## GOAL
Please set down all the lines beneath this one exactly, without the pictures.

★ ★ ★ ★ ★ ★ ★

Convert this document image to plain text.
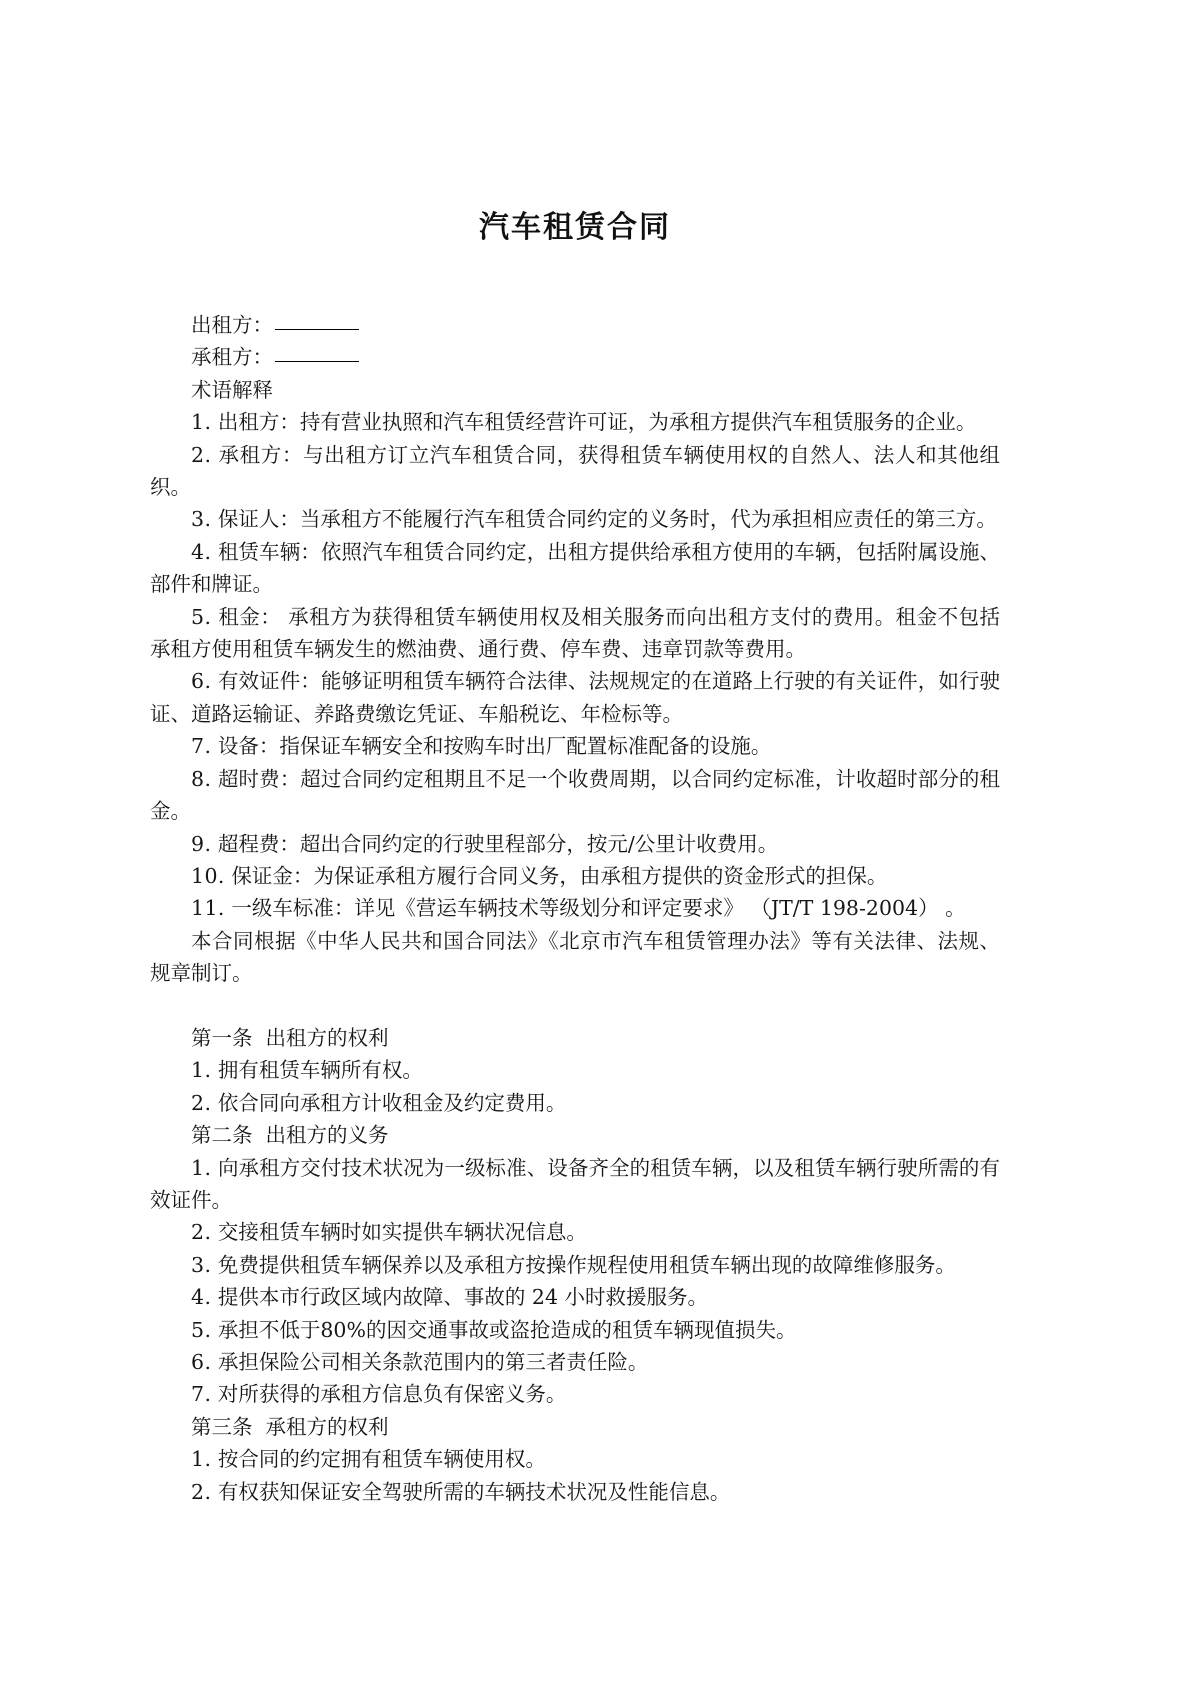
汽车租赁合同

出租方：

承租方：

术语解释

1. 出租方：持有营业执照和汽车租赁经营许可证，为承租方提供汽车租赁服务的企业。

2. 承租方：与出租方订立汽车租赁合同，获得租赁车辆使用权的自然人、法人和其他组织。

3. 保证人：当承租方不能履行汽车租赁合同约定的义务时，代为承担相应责任的第三方。

4. 租赁车辆：依照汽车租赁合同约定，出租方提供给承租方使用的车辆，包括附属设施、部件和牌证。

5. 租金： 承租方为获得租赁车辆使用权及相关服务而向出租方支付的费用。租金不包括承租方使用租赁车辆发生的燃油费、通行费、停车费、违章罚款等费用。

6. 有效证件：能够证明租赁车辆符合法律、法规规定的在道路上行驶的有关证件，如行驶证、道路运输证、养路费缴讫凭证、车船税讫、年检标等。

7. 设备：指保证车辆安全和按购车时出厂配置标准配备的设施。

8. 超时费：超过合同约定租期且不足一个收费周期，以合同约定标准，计收超时部分的租金。

9. 超程费：超出合同约定的行驶里程部分，按元/公里计收费用。

10. 保证金：为保证承租方履行合同义务，由承租方提供的资金形式的担保。

11. 一级车标准：详见《营运车辆技术等级划分和评定要求》 （JT/T 198-2004） 。

本合同根据《中华人民共和国合同法》《北京市汽车租赁管理办法》等有关法律、法规、规章制订。

第一条 出租方的权利

1. 拥有租赁车辆所有权。

2. 依合同向承租方计收租金及约定费用。

第二条 出租方的义务

1. 向承租方交付技术状况为一级标准、设备齐全的租赁车辆，以及租赁车辆行驶所需的有效证件。

2. 交接租赁车辆时如实提供车辆状况信息。

3. 免费提供租赁车辆保养以及承租方按操作规程使用租赁车辆出现的故障维修服务。

4. 提供本市行政区域内故障、事故的 24 小时救援服务。

5. 承担不低于80%的因交通事故或盗抢造成的租赁车辆现值损失。

6. 承担保险公司相关条款范围内的第三者责任险。

7. 对所获得的承租方信息负有保密义务。

第三条 承租方的权利

1. 按合同的约定拥有租赁车辆使用权。

2. 有权获知保证安全驾驶所需的车辆技术状况及性能信息。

★ ★ ★ ★ ★ ★ ★

## WORKED ANSWER
Convert this document image to plain text.
汽车租赁合同

出租方：

承租方：

术语解释

1. 出租方：持有营业执照和汽车租赁经营许可证，为承租方提供汽车租赁服务的企业。

2. 承租方：与出租方订立汽车租赁合同，获得租赁车辆使用权的自然人、法人和其他组织。

3. 保证人：当承租方不能履行汽车租赁合同约定的义务时，代为承担相应责任的第三方。

4. 租赁车辆：依照汽车租赁合同约定，出租方提供给承租方使用的车辆，包括附属设施、部件和牌证。

5. 租金： 承租方为获得租赁车辆使用权及相关服务而向出租方支付的费用。租金不包括承租方使用租赁车辆发生的燃油费、通行费、停车费、违章罚款等费用。

6. 有效证件：能够证明租赁车辆符合法律、法规规定的在道路上行驶的有关证件，如行驶证、道路运输证、养路费缴讫凭证、车船税讫、年检标等。

7. 设备：指保证车辆安全和按购车时出厂配置标准配备的设施。

8. 超时费：超过合同约定租期且不足一个收费周期，以合同约定标准，计收超时部分的租金。

9. 超程费：超出合同约定的行驶里程部分，按元/公里计收费用。

10. 保证金：为保证承租方履行合同义务，由承租方提供的资金形式的担保。

11. 一级车标准：详见《营运车辆技术等级划分和评定要求》 （JT/T 198-2004） 。

本合同根据《中华人民共和国合同法》《北京市汽车租赁管理办法》等有关法律、法规、规章制订。

第一条 出租方的权利

1. 拥有租赁车辆所有权。

2. 依合同向承租方计收租金及约定费用。

第二条 出租方的义务

1. 向承租方交付技术状况为一级标准、设备齐全的租赁车辆，以及租赁车辆行驶所需的有效证件。

2. 交接租赁车辆时如实提供车辆状况信息。

3. 免费提供租赁车辆保养以及承租方按操作规程使用租赁车辆出现的故障维修服务。

4. 提供本市行政区域内故障、事故的 24 小时救援服务。

5. 承担不低于80%的因交通事故或盗抢造成的租赁车辆现值损失。

6. 承担保险公司相关条款范围内的第三者责任险。

7. 对所获得的承租方信息负有保密义务。

第三条 承租方的权利

1. 按合同的约定拥有租赁车辆使用权。

2. 有权获知保证安全驾驶所需的车辆技术状况及性能信息。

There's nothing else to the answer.